(DIRECTIONS): Copy the material below, changing every "interactable" to "clickable" and leaving everything else as it is.

** Start of RECORDS **

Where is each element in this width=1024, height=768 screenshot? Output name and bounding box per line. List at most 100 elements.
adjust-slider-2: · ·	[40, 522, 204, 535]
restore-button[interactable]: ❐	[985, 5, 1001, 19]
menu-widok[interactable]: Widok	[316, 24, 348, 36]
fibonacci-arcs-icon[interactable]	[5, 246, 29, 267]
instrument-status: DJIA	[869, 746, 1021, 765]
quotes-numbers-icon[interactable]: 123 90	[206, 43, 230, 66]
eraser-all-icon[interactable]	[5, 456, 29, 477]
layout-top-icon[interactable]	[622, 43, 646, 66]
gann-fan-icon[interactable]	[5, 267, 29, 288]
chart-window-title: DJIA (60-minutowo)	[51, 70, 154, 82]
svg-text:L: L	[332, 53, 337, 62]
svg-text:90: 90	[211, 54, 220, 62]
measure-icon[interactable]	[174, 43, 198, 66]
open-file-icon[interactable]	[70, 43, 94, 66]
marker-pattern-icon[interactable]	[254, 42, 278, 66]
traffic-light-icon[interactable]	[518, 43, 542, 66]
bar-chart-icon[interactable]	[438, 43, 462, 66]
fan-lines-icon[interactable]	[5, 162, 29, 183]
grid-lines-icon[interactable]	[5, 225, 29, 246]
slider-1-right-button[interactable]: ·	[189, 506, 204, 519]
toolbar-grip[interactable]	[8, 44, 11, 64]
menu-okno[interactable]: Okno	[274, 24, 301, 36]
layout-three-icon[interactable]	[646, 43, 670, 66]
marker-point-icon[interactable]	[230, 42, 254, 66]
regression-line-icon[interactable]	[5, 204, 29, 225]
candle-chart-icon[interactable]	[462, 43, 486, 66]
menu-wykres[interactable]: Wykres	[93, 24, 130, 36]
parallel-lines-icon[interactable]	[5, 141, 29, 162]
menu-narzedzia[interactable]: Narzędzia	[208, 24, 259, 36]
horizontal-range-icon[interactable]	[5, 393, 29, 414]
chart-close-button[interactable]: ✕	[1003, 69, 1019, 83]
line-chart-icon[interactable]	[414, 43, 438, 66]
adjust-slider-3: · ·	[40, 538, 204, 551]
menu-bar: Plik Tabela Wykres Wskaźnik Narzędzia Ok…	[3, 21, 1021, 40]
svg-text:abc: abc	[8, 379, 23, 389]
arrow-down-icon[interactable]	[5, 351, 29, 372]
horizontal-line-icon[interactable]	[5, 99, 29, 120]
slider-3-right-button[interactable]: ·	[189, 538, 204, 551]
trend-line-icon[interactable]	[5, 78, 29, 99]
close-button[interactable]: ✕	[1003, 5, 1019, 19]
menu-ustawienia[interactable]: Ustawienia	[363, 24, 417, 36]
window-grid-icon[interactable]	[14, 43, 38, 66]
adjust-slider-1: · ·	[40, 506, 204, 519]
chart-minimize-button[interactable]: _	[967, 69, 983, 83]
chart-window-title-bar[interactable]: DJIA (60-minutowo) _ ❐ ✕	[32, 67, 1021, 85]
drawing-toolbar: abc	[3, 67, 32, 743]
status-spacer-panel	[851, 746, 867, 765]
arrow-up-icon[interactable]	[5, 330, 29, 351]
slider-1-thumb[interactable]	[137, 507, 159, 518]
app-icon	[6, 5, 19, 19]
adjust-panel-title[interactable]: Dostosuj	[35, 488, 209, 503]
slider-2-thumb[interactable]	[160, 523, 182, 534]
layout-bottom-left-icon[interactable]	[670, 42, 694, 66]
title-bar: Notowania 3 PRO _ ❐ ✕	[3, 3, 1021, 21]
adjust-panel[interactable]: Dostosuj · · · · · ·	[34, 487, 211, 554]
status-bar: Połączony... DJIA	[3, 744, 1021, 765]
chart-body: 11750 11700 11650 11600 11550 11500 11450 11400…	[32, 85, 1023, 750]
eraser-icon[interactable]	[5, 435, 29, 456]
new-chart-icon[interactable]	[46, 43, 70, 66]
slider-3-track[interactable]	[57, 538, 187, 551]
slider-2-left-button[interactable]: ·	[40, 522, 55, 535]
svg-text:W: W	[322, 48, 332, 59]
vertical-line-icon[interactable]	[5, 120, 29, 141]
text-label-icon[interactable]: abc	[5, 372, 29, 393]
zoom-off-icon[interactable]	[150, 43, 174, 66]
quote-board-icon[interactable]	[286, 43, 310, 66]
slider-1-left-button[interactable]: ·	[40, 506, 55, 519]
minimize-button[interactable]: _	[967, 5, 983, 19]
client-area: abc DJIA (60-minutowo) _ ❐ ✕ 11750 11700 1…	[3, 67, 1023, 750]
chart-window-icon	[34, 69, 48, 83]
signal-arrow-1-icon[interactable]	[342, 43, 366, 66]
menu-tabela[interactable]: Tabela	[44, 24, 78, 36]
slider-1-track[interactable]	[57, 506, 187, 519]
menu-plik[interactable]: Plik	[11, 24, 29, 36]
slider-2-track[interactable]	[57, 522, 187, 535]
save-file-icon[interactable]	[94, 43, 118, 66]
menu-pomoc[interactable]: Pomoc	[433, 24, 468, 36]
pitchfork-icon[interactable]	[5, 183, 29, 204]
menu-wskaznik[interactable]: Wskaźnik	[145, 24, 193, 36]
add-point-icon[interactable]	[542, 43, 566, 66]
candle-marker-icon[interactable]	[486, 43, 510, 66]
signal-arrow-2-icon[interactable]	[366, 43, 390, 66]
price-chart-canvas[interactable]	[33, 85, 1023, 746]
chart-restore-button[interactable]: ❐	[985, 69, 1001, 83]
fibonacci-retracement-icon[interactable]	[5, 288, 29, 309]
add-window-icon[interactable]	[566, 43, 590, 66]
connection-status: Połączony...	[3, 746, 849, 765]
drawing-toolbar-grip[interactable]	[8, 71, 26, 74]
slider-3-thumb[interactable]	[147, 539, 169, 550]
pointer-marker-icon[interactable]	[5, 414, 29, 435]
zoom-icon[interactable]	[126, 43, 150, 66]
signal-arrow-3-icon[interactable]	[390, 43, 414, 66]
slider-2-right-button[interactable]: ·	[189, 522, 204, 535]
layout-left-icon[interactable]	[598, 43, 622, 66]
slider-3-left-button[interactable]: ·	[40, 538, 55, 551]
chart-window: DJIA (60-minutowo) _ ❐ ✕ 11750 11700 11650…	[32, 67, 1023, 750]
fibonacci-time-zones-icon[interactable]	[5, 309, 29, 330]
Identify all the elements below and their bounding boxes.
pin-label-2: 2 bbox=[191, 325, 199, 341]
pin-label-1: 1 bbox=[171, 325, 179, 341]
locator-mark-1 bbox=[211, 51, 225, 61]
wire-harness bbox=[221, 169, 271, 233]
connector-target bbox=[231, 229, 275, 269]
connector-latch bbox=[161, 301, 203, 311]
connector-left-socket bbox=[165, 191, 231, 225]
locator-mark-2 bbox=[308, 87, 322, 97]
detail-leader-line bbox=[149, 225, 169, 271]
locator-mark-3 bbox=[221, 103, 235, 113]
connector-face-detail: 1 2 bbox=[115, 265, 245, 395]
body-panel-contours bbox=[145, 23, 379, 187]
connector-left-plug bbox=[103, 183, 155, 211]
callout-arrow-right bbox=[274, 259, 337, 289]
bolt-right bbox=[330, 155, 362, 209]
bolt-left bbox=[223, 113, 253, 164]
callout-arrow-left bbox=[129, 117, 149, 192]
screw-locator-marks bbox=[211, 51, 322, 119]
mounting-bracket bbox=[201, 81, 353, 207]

** End of RECORDS **

(RESPONSE):
Where is each element in this width=1024, height=768 screenshot? Output name and bounding box per line. List at most 100 elements.
adjust-slider-2: · ·	[40, 522, 204, 535]
restore-button[clickable]: ❐	[985, 5, 1001, 19]
menu-widok[clickable]: Widok	[316, 24, 348, 36]
fibonacci-arcs-icon[clickable]	[5, 246, 29, 267]
instrument-status: DJIA	[869, 746, 1021, 765]
quotes-numbers-icon[clickable]: 123 90	[206, 43, 230, 66]
eraser-all-icon[clickable]	[5, 456, 29, 477]
layout-top-icon[clickable]	[622, 43, 646, 66]
gann-fan-icon[clickable]	[5, 267, 29, 288]
chart-window-title: DJIA (60-minutowo)	[51, 70, 154, 82]
svg-text:L: L	[332, 53, 337, 62]
svg-text:90: 90	[211, 54, 220, 62]
measure-icon[clickable]	[174, 43, 198, 66]
open-file-icon[clickable]	[70, 43, 94, 66]
marker-pattern-icon[clickable]	[254, 42, 278, 66]
traffic-light-icon[clickable]	[518, 43, 542, 66]
bar-chart-icon[clickable]	[438, 43, 462, 66]
fan-lines-icon[clickable]	[5, 162, 29, 183]
grid-lines-icon[clickable]	[5, 225, 29, 246]
slider-1-right-button[clickable]: ·	[189, 506, 204, 519]
toolbar-grip[clickable]	[8, 44, 11, 64]
menu-okno[clickable]: Okno	[274, 24, 301, 36]
layout-three-icon[clickable]	[646, 43, 670, 66]
marker-point-icon[clickable]	[230, 42, 254, 66]
regression-line-icon[clickable]	[5, 204, 29, 225]
candle-chart-icon[clickable]	[462, 43, 486, 66]
menu-wykres[clickable]: Wykres	[93, 24, 130, 36]
parallel-lines-icon[clickable]	[5, 141, 29, 162]
menu-narzedzia[clickable]: Narzędzia	[208, 24, 259, 36]
horizontal-range-icon[clickable]	[5, 393, 29, 414]
chart-close-button[clickable]: ✕	[1003, 69, 1019, 83]
line-chart-icon[clickable]	[414, 43, 438, 66]
adjust-slider-3: · ·	[40, 538, 204, 551]
menu-bar: Plik Tabela Wykres Wskaźnik Narzędzia Ok…	[3, 21, 1021, 40]
svg-text:abc: abc	[8, 379, 23, 389]
arrow-down-icon[clickable]	[5, 351, 29, 372]
horizontal-line-icon[clickable]	[5, 99, 29, 120]
slider-3-right-button[clickable]: ·	[189, 538, 204, 551]
trend-line-icon[clickable]	[5, 78, 29, 99]
close-button[clickable]: ✕	[1003, 5, 1019, 19]
menu-ustawienia[clickable]: Ustawienia	[363, 24, 417, 36]
window-grid-icon[clickable]	[14, 43, 38, 66]
adjust-slider-1: · ·	[40, 506, 204, 519]
chart-minimize-button[clickable]: _	[967, 69, 983, 83]
chart-window-title-bar[clickable]: DJIA (60-minutowo) _ ❐ ✕	[32, 67, 1021, 85]
drawing-toolbar: abc	[3, 67, 32, 743]
status-spacer-panel	[851, 746, 867, 765]
arrow-up-icon[clickable]	[5, 330, 29, 351]
slider-1-thumb[clickable]	[137, 507, 159, 518]
app-icon	[6, 5, 19, 19]
adjust-panel-title[clickable]: Dostosuj	[35, 488, 209, 503]
slider-2-thumb[clickable]	[160, 523, 182, 534]
layout-bottom-left-icon[clickable]	[670, 42, 694, 66]
title-bar: Notowania 3 PRO _ ❐ ✕	[3, 3, 1021, 21]
adjust-panel[clickable]: Dostosuj · · · · · ·	[34, 487, 211, 554]
status-bar: Połączony... DJIA	[3, 744, 1021, 765]
chart-body: 11750 11700 11650 11600 11550 11500 11450 11400…	[32, 85, 1023, 750]
eraser-icon[clickable]	[5, 435, 29, 456]
new-chart-icon[clickable]	[46, 43, 70, 66]
slider-3-track[clickable]	[57, 538, 187, 551]
slider-2-left-button[clickable]: ·	[40, 522, 55, 535]
svg-text:W: W	[322, 48, 332, 59]
vertical-line-icon[clickable]	[5, 120, 29, 141]
text-label-icon[clickable]: abc	[5, 372, 29, 393]
zoom-off-icon[clickable]	[150, 43, 174, 66]
quote-board-icon[clickable]	[286, 43, 310, 66]
slider-1-left-button[clickable]: ·	[40, 506, 55, 519]
minimize-button[clickable]: _	[967, 5, 983, 19]
client-area: abc DJIA (60-minutowo) _ ❐ ✕ 11750 11700 1…	[3, 67, 1023, 750]
chart-window-icon	[34, 69, 48, 83]
signal-arrow-1-icon[clickable]	[342, 43, 366, 66]
menu-tabela[clickable]: Tabela	[44, 24, 78, 36]
slider-1-track[clickable]	[57, 506, 187, 519]
menu-plik[clickable]: Plik	[11, 24, 29, 36]
slider-2-track[clickable]	[57, 522, 187, 535]
save-file-icon[clickable]	[94, 43, 118, 66]
menu-pomoc[clickable]: Pomoc	[433, 24, 468, 36]
pitchfork-icon[clickable]	[5, 183, 29, 204]
menu-wskaznik[clickable]: Wskaźnik	[145, 24, 193, 36]
add-point-icon[clickable]	[542, 43, 566, 66]
candle-marker-icon[clickable]	[486, 43, 510, 66]
signal-arrow-2-icon[clickable]	[366, 43, 390, 66]
price-chart-canvas[clickable]	[33, 85, 1023, 746]
chart-restore-button[clickable]: ❐	[985, 69, 1001, 83]
fibonacci-retracement-icon[clickable]	[5, 288, 29, 309]
add-window-icon[clickable]	[566, 43, 590, 66]
connection-status: Połączony...	[3, 746, 849, 765]
drawing-toolbar-grip[clickable]	[8, 71, 26, 74]
slider-3-thumb[clickable]	[147, 539, 169, 550]
pointer-marker-icon[clickable]	[5, 414, 29, 435]
zoom-icon[clickable]	[126, 43, 150, 66]
signal-arrow-3-icon[clickable]	[390, 43, 414, 66]
slider-2-right-button[clickable]: ·	[189, 522, 204, 535]
layout-left-icon[clickable]	[598, 43, 622, 66]
slider-3-left-button[clickable]: ·	[40, 538, 55, 551]
chart-window: DJIA (60-minutowo) _ ❐ ✕ 11750 11700 11650…	[32, 67, 1023, 750]
fibonacci-time-zones-icon[clickable]	[5, 309, 29, 330]
Identify all the elements below and their bounding boxes.
pin-label-2: 2 bbox=[191, 325, 199, 341]
pin-label-1: 1 bbox=[171, 325, 179, 341]
locator-mark-1 bbox=[211, 51, 225, 61]
wire-harness bbox=[221, 169, 271, 233]
connector-target bbox=[231, 229, 275, 269]
connector-latch bbox=[161, 301, 203, 311]
connector-left-socket bbox=[165, 191, 231, 225]
locator-mark-2 bbox=[308, 87, 322, 97]
detail-leader-line bbox=[149, 225, 169, 271]
locator-mark-3 bbox=[221, 103, 235, 113]
connector-face-detail: 1 2 bbox=[115, 265, 245, 395]
body-panel-contours bbox=[145, 23, 379, 187]
connector-left-plug bbox=[103, 183, 155, 211]
callout-arrow-right bbox=[274, 259, 337, 289]
bolt-right bbox=[330, 155, 362, 209]
bolt-left bbox=[223, 113, 253, 164]
callout-arrow-left bbox=[129, 117, 149, 192]
screw-locator-marks bbox=[211, 51, 322, 119]
mounting-bracket bbox=[201, 81, 353, 207]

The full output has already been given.